** START EXCERPTED DATA **
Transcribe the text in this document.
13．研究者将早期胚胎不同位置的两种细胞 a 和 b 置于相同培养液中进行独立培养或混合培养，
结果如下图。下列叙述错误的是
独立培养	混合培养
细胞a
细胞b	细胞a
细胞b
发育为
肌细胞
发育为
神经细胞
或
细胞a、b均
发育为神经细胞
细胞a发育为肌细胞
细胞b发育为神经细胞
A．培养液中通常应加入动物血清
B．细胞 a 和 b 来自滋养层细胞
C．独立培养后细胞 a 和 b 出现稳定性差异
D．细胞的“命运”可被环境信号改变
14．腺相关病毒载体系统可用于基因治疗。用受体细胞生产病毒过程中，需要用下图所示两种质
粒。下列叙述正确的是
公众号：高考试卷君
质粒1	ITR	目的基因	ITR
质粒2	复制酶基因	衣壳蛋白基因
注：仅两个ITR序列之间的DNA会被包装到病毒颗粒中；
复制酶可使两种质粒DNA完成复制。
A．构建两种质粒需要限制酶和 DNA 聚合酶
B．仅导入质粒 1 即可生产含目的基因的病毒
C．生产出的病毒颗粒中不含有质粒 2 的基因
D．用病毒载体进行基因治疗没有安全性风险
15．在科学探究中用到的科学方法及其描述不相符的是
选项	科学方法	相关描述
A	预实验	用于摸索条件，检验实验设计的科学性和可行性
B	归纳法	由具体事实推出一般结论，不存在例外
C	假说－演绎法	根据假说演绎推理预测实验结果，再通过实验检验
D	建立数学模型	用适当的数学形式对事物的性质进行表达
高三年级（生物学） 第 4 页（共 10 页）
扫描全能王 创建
** END EXCERPTED DATA **
STATED GOAL: Repeat the material word for word, in full.

COMPLETED EXERCISE:
Transcribe the text in this document.
13．研究者将早期胚胎不同位置的两种细胞 a 和 b 置于相同培养液中进行独立培养或混合培养，
结果如下图。下列叙述错误的是
独立培养	混合培养
细胞a
细胞b	细胞a
细胞b
发育为
肌细胞
发育为
神经细胞
或
细胞a、b均
发育为神经细胞
细胞a发育为肌细胞
细胞b发育为神经细胞
A．培养液中通常应加入动物血清
B．细胞 a 和 b 来自滋养层细胞
C．独立培养后细胞 a 和 b 出现稳定性差异
D．细胞的“命运”可被环境信号改变
14．腺相关病毒载体系统可用于基因治疗。用受体细胞生产病毒过程中，需要用下图所示两种质
粒。下列叙述正确的是
公众号：高考试卷君
质粒1	ITR	目的基因	ITR
质粒2	复制酶基因	衣壳蛋白基因
注：仅两个ITR序列之间的DNA会被包装到病毒颗粒中；
复制酶可使两种质粒DNA完成复制。
A．构建两种质粒需要限制酶和 DNA 聚合酶
B．仅导入质粒 1 即可生产含目的基因的病毒
C．生产出的病毒颗粒中不含有质粒 2 的基因
D．用病毒载体进行基因治疗没有安全性风险
15．在科学探究中用到的科学方法及其描述不相符的是
选项	科学方法	相关描述
A	预实验	用于摸索条件，检验实验设计的科学性和可行性
B	归纳法	由具体事实推出一般结论，不存在例外
C	假说－演绎法	根据假说演绎推理预测实验结果，再通过实验检验
D	建立数学模型	用适当的数学形式对事物的性质进行表达
高三年级（生物学） 第 4 页（共 10 页）
扫描全能王 创建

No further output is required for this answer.